• Exercise details
Of the lines below, how many hold the string "Exposure"? Give only the number.

#### Listed entries

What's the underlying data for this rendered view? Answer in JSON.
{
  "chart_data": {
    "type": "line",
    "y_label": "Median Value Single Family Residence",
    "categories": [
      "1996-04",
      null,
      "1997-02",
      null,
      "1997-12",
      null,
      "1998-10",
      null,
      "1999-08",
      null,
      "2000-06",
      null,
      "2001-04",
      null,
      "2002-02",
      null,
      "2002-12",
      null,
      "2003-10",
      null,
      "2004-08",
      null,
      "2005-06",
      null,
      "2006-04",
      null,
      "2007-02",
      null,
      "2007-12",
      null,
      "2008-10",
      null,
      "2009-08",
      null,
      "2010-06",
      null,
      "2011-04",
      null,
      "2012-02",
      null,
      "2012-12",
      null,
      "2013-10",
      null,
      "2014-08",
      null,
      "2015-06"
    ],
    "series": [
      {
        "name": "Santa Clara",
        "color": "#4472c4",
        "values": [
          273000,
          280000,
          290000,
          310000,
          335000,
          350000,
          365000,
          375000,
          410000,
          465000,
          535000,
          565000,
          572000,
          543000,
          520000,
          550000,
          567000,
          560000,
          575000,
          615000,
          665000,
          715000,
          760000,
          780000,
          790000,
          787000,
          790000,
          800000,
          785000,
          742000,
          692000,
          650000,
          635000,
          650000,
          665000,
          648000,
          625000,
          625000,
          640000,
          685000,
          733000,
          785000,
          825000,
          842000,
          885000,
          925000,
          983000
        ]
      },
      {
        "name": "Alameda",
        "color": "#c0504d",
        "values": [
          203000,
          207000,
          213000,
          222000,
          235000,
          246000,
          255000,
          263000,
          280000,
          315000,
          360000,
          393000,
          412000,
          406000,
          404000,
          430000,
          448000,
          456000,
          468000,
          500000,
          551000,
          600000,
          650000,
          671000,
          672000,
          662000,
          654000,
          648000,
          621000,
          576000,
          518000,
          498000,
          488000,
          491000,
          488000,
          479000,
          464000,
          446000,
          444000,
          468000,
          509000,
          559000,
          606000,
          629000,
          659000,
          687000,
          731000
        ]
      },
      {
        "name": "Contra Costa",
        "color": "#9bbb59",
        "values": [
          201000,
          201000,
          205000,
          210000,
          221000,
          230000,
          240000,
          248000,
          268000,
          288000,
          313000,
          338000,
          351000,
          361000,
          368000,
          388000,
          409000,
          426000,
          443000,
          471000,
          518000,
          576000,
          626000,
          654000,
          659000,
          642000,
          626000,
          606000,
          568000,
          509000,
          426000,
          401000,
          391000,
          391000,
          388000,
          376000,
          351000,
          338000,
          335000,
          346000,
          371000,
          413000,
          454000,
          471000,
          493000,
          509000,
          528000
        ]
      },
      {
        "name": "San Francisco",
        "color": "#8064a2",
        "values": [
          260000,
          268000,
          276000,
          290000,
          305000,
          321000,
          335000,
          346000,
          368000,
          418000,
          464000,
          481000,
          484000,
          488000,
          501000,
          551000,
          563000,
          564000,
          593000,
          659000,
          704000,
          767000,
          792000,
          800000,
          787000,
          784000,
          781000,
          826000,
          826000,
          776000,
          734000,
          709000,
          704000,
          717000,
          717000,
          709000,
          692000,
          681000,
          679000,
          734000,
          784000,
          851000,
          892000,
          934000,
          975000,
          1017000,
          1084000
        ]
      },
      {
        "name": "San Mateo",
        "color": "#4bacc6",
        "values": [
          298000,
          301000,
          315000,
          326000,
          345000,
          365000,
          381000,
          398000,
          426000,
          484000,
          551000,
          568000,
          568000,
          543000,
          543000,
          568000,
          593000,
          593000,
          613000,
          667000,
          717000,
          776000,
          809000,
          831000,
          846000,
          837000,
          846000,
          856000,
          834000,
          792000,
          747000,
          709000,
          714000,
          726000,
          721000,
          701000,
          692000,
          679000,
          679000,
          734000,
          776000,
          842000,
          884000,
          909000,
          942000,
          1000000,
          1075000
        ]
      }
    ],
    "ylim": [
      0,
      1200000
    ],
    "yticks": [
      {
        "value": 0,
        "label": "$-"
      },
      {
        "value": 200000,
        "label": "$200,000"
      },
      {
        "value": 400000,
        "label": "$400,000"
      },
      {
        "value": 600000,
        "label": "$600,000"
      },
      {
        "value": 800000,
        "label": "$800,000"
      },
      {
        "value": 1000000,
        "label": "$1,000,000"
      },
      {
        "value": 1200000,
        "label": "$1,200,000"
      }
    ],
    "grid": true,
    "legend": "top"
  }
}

########
#### Listed entries

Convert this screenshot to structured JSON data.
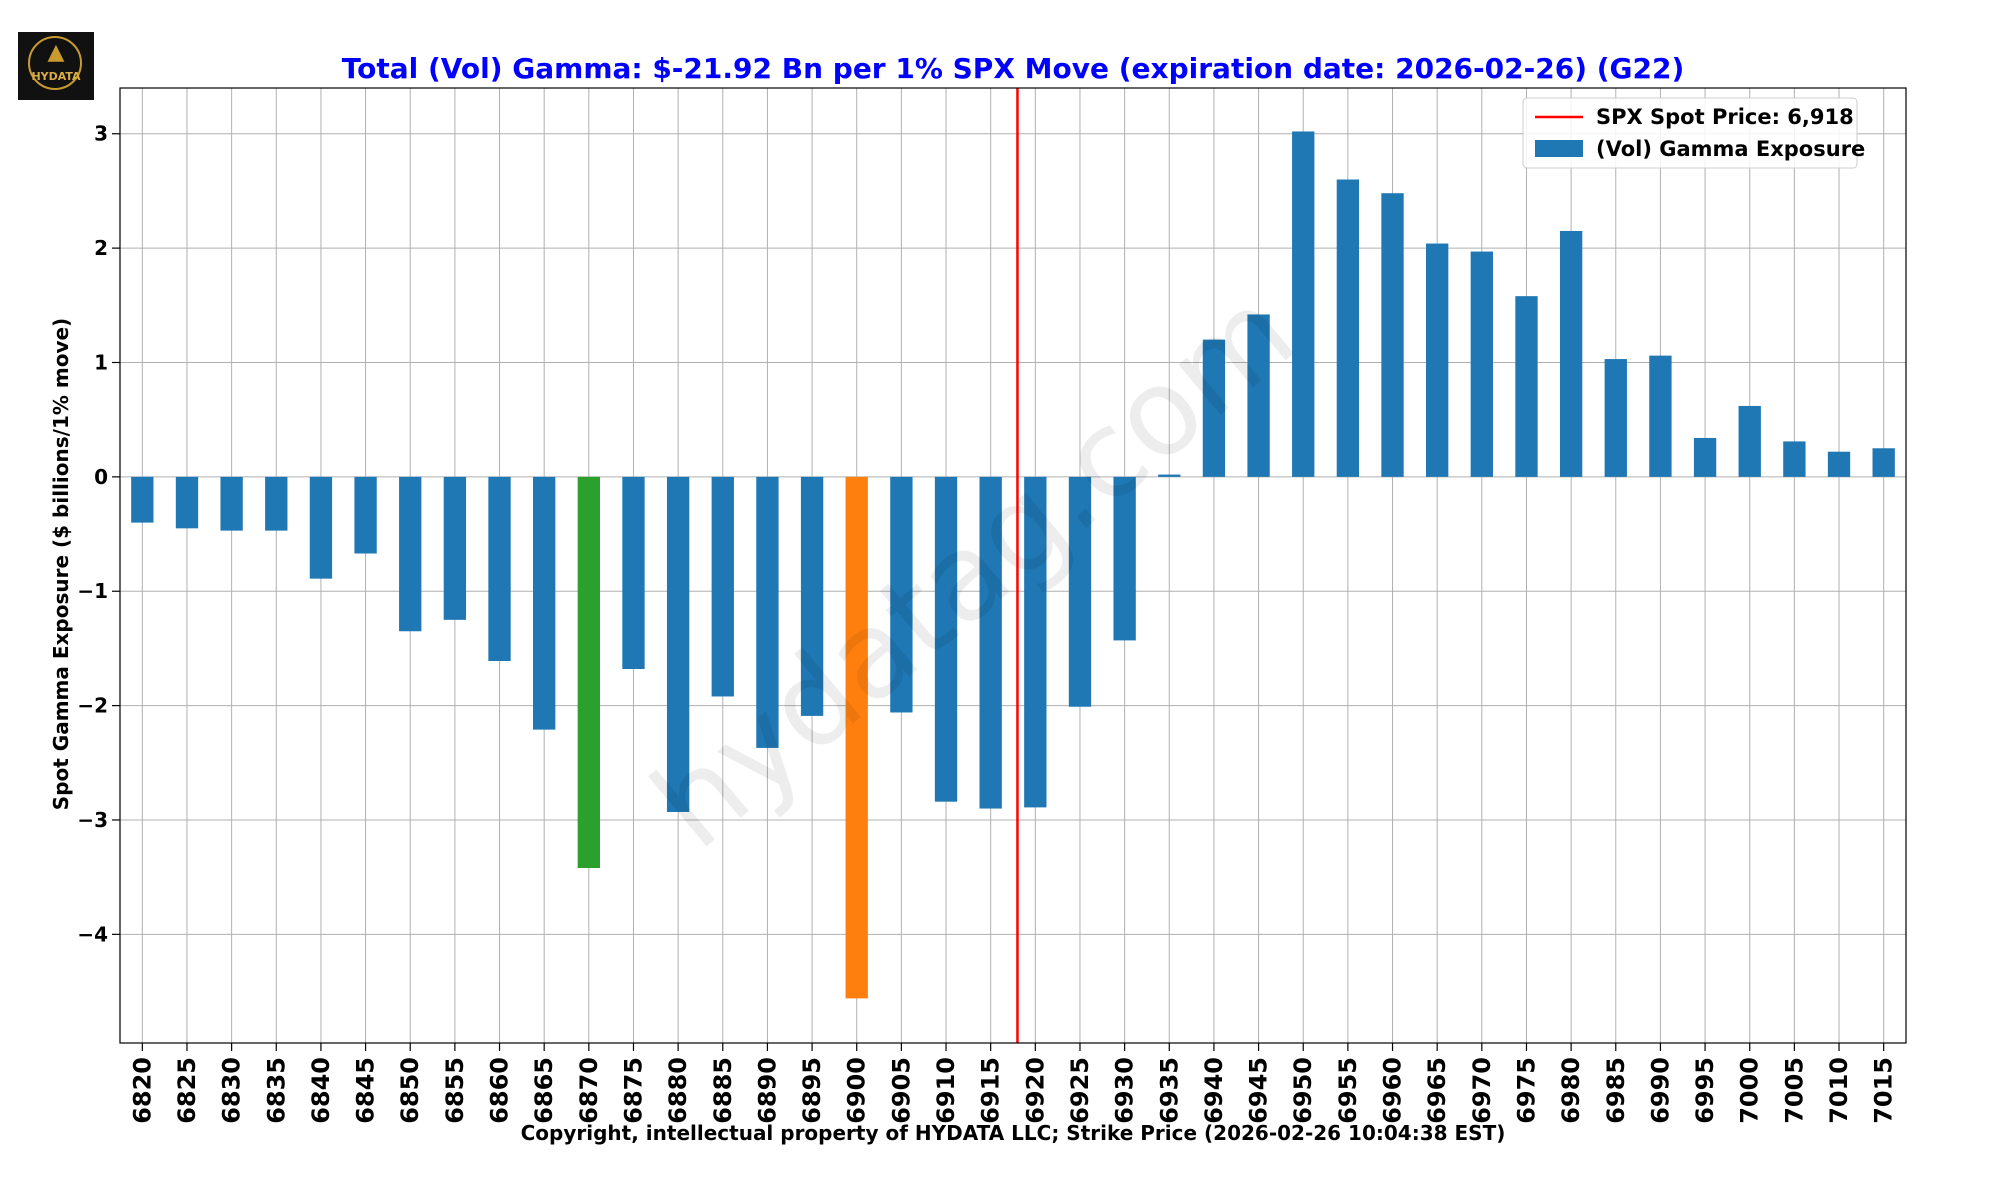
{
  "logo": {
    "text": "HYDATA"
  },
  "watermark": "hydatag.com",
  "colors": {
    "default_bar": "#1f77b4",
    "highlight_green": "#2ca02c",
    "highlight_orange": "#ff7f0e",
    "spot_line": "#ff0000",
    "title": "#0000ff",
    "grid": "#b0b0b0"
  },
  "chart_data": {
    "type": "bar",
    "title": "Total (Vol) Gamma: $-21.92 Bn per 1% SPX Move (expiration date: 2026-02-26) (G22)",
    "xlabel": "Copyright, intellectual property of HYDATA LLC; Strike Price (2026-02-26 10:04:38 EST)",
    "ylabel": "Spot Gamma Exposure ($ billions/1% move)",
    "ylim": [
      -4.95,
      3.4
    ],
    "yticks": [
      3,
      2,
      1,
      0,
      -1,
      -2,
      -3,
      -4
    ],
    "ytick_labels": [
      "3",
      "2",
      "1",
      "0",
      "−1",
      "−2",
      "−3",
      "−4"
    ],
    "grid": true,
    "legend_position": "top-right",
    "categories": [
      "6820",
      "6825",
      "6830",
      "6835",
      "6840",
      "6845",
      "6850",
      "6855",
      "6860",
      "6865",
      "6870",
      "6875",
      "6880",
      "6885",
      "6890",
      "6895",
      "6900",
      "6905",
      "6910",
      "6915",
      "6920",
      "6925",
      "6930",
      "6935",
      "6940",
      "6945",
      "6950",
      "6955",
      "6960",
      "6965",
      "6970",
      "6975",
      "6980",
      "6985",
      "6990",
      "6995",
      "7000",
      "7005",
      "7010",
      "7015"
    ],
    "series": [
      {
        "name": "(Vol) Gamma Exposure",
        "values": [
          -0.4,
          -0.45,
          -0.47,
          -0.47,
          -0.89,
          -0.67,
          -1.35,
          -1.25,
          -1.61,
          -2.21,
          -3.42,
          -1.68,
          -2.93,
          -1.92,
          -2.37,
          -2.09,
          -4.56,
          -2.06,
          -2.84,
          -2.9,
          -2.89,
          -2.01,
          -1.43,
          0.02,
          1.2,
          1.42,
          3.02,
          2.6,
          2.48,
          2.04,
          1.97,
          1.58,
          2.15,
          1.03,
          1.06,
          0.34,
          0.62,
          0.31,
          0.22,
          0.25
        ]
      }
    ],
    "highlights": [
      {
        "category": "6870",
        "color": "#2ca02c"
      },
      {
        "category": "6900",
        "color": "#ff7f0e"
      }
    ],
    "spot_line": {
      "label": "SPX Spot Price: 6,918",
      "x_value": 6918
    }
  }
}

########

• The answer
2